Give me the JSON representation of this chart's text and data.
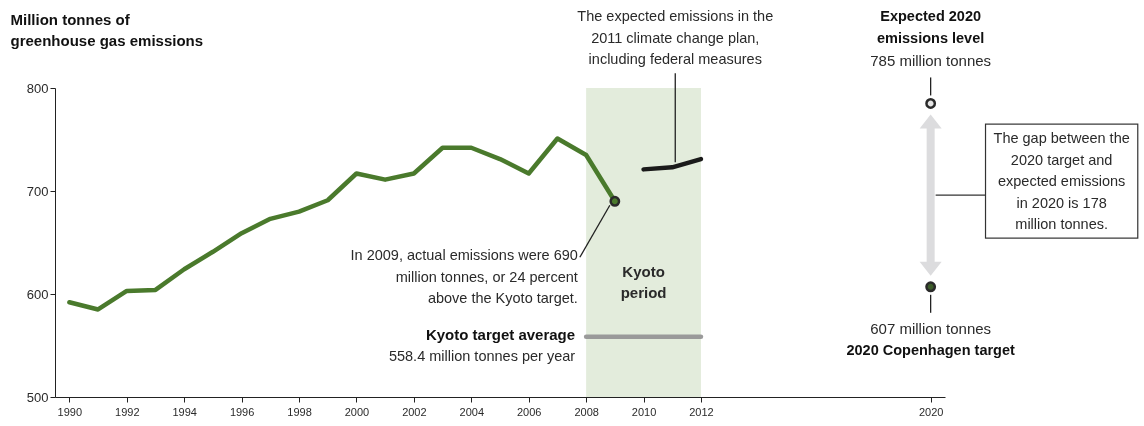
{
  "chart_data": {
    "type": "line",
    "ylabel": "Million tonnes of greenhouse gas emissions",
    "xlim": [
      1989.5,
      2020.5
    ],
    "xticks": [
      1990,
      1992,
      1994,
      1996,
      1998,
      2000,
      2002,
      2004,
      2006,
      2008,
      2010,
      2012,
      2020
    ],
    "ylim": [
      500,
      800
    ],
    "yticks": [
      500,
      600,
      700,
      800
    ],
    "series": [
      {
        "color": "#4a7a2c",
        "x": [
          1990,
          1991,
          1992,
          1993,
          1994,
          1995,
          1996,
          1997,
          1998,
          1999,
          2000,
          2001,
          2002,
          2003,
          2004,
          2005,
          2006,
          2007,
          2008,
          2009
        ],
        "values": [
          592,
          585,
          603,
          604,
          624,
          641,
          659,
          673,
          680,
          691,
          717,
          711,
          717,
          742,
          742,
          731,
          717,
          751,
          735,
          690
        ]
      },
      {
        "color": "#1a1a1a",
        "x": [
          2010,
          2011,
          2012
        ],
        "values": [
          721,
          723,
          731
        ]
      },
      {
        "name": "Kyoto target average",
        "color": "#9a9a9a",
        "x": [
          2008,
          2012
        ],
        "values": [
          558.4,
          558.4
        ]
      },
      {
        "type": "scatter",
        "color": "#4a7a2c",
        "x": [
          2009
        ],
        "values": [
          690
        ]
      },
      {
        "type": "scatter",
        "color": "#e6e6e6",
        "x": [
          2020
        ],
        "values": [
          785
        ],
        "value_labels": [
          "785 million tonnes"
        ]
      },
      {
        "type": "scatter",
        "color": "#3d5c2a",
        "x": [
          2020
        ],
        "values": [
          607
        ],
        "value_labels": [
          "607 million tonnes"
        ]
      }
    ],
    "bands": [
      {
        "axis": "x",
        "from": 2008,
        "to": 2012,
        "label": "Kyoto period",
        "color": "#e3ecdc"
      }
    ],
    "annotations": [
      {
        "text": "In 2009, actual emissions were 690 million tonnes, or 24 percent above the Kyoto target.",
        "x": 2009,
        "y": 690
      },
      {
        "text": "The expected emissions in the 2011 climate change plan, including federal measures",
        "x": 2011,
        "y": 723
      },
      {
        "text": "558.4 million tonnes per year",
        "x": 2008,
        "y": 558.4
      },
      "The gap between the 2020 target and expected emissions in 2020 is 178 million tonnes.",
      "Expected 2020 emissions level",
      "2020 Copenhagen target"
    ]
  }
}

____

### PROBLEM TO WORK ON
Examine the data above and state how many of its lines contain the word "target", with no further remarks.

### EXERCISE OUTPUT
4